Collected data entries
= Beginning of Section =

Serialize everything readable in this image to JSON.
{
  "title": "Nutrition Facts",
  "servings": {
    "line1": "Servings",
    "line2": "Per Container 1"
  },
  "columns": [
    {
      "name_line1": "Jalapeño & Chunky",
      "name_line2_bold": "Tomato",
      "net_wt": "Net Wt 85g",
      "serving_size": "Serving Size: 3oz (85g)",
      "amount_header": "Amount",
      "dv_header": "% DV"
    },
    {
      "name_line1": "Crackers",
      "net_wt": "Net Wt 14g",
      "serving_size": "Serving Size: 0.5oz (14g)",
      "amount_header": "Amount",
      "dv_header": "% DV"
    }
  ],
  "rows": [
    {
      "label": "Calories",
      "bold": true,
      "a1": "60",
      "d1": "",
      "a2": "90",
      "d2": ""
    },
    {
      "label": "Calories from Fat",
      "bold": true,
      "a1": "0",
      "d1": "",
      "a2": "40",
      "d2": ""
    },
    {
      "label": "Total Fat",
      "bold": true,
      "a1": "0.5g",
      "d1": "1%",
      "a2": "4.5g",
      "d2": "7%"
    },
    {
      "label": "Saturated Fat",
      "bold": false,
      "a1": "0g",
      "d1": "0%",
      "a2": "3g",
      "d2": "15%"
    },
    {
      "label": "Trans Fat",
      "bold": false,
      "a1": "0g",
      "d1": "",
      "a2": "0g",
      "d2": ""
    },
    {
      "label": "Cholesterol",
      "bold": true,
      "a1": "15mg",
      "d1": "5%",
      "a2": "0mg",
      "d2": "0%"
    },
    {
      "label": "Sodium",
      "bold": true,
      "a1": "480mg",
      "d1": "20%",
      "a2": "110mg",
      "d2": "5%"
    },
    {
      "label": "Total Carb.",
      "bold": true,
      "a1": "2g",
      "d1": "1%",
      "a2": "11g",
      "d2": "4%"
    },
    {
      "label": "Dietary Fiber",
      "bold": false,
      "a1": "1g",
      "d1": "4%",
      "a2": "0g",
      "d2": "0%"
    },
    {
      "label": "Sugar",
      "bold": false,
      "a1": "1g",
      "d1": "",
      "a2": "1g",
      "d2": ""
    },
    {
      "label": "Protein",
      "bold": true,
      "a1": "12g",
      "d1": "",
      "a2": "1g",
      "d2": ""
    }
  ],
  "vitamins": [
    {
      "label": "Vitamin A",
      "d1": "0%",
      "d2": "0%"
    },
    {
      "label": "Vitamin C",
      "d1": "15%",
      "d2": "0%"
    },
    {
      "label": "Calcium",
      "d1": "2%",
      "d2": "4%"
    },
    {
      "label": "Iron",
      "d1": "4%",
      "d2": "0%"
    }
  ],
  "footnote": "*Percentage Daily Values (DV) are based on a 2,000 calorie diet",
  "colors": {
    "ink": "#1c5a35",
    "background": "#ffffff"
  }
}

= End of Section =

The records above need to be transcribed in full. Keep every character unchanged.

Serialize everything readable in this image to JSON.
{
  "title": "Nutrition Facts",
  "servings": {
    "line1": "Servings",
    "line2": "Per Container 1"
  },
  "columns": [
    {
      "name_line1": "Jalapeño & Chunky",
      "name_line2_bold": "Tomato",
      "net_wt": "Net Wt 85g",
      "serving_size": "Serving Size: 3oz (85g)",
      "amount_header": "Amount",
      "dv_header": "% DV"
    },
    {
      "name_line1": "Crackers",
      "net_wt": "Net Wt 14g",
      "serving_size": "Serving Size: 0.5oz (14g)",
      "amount_header": "Amount",
      "dv_header": "% DV"
    }
  ],
  "rows": [
    {
      "label": "Calories",
      "bold": true,
      "a1": "60",
      "d1": "",
      "a2": "90",
      "d2": ""
    },
    {
      "label": "Calories from Fat",
      "bold": true,
      "a1": "0",
      "d1": "",
      "a2": "40",
      "d2": ""
    },
    {
      "label": "Total Fat",
      "bold": true,
      "a1": "0.5g",
      "d1": "1%",
      "a2": "4.5g",
      "d2": "7%"
    },
    {
      "label": "Saturated Fat",
      "bold": false,
      "a1": "0g",
      "d1": "0%",
      "a2": "3g",
      "d2": "15%"
    },
    {
      "label": "Trans Fat",
      "bold": false,
      "a1": "0g",
      "d1": "",
      "a2": "0g",
      "d2": ""
    },
    {
      "label": "Cholesterol",
      "bold": true,
      "a1": "15mg",
      "d1": "5%",
      "a2": "0mg",
      "d2": "0%"
    },
    {
      "label": "Sodium",
      "bold": true,
      "a1": "480mg",
      "d1": "20%",
      "a2": "110mg",
      "d2": "5%"
    },
    {
      "label": "Total Carb.",
      "bold": true,
      "a1": "2g",
      "d1": "1%",
      "a2": "11g",
      "d2": "4%"
    },
    {
      "label": "Dietary Fiber",
      "bold": false,
      "a1": "1g",
      "d1": "4%",
      "a2": "0g",
      "d2": "0%"
    },
    {
      "label": "Sugar",
      "bold": false,
      "a1": "1g",
      "d1": "",
      "a2": "1g",
      "d2": ""
    },
    {
      "label": "Protein",
      "bold": true,
      "a1": "12g",
      "d1": "",
      "a2": "1g",
      "d2": ""
    }
  ],
  "vitamins": [
    {
      "label": "Vitamin A",
      "d1": "0%",
      "d2": "0%"
    },
    {
      "label": "Vitamin C",
      "d1": "15%",
      "d2": "0%"
    },
    {
      "label": "Calcium",
      "d1": "2%",
      "d2": "4%"
    },
    {
      "label": "Iron",
      "d1": "4%",
      "d2": "0%"
    }
  ],
  "footnote": "*Percentage Daily Values (DV) are based on a 2,000 calorie diet",
  "colors": {
    "ink": "#1c5a35",
    "background": "#ffffff"
  }
}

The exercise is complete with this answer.